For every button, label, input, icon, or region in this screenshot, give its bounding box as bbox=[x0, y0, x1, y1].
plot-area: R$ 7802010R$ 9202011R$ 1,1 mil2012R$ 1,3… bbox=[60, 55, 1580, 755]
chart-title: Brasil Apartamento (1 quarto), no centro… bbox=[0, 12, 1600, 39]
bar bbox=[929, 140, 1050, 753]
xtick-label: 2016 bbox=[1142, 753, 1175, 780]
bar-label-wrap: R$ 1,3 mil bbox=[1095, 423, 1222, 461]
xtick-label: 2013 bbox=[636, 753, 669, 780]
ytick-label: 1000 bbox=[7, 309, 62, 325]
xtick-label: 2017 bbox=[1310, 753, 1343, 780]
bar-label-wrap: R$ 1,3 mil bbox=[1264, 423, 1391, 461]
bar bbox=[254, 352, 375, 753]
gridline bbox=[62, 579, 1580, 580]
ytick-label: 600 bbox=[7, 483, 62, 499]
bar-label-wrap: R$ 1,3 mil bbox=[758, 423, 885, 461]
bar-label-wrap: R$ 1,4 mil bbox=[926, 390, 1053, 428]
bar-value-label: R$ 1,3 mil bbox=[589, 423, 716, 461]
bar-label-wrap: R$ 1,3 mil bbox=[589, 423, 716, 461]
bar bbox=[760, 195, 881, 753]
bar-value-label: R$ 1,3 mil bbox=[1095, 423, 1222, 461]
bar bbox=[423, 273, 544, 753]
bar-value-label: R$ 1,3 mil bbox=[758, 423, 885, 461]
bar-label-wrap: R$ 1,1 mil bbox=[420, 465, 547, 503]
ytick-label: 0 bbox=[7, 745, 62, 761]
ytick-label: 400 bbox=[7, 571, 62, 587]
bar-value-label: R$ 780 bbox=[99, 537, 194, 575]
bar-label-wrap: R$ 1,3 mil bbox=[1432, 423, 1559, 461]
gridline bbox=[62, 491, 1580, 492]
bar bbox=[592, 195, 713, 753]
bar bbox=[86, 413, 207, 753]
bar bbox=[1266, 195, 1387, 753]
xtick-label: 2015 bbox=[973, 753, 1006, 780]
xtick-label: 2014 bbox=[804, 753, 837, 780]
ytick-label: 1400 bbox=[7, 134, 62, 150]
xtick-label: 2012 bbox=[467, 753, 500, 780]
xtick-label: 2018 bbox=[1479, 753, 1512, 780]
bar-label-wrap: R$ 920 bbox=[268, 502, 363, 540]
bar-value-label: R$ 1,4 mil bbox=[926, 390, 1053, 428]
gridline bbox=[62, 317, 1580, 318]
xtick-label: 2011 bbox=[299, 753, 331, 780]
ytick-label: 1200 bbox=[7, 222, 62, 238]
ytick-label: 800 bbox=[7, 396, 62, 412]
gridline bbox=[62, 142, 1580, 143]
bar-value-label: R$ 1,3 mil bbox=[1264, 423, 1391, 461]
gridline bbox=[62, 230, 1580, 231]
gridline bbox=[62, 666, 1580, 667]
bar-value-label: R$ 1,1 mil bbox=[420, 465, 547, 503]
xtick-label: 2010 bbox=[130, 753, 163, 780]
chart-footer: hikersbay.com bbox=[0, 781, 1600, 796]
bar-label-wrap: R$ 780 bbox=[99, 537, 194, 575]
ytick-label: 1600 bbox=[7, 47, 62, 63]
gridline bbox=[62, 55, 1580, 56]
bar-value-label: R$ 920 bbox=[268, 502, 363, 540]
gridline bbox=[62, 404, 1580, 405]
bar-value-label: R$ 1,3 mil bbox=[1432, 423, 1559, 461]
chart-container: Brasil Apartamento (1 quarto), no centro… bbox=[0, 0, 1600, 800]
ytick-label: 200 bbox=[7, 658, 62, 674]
-*-*-
Put the lines above, from the first one down to the line that contains "xtick-label: 2016 bbox=[1142, 753, 1175, 780]", into a JSON list of strings with one string per line, skipping blank lines.

[
  "For every button, label, input, icon, or region in this screenshot, give its bounding box as bbox=[x0, y0, x1, y1].",
  "plot-area: R$ 7802010R$ 9202011R$ 1,1 mil2012R$ 1,3… bbox=[60, 55, 1580, 755]",
  "chart-title: Brasil Apartamento (1 quarto), no centro… bbox=[0, 12, 1600, 39]",
  "bar bbox=[929, 140, 1050, 753]",
  "xtick-label: 2016 bbox=[1142, 753, 1175, 780]"
]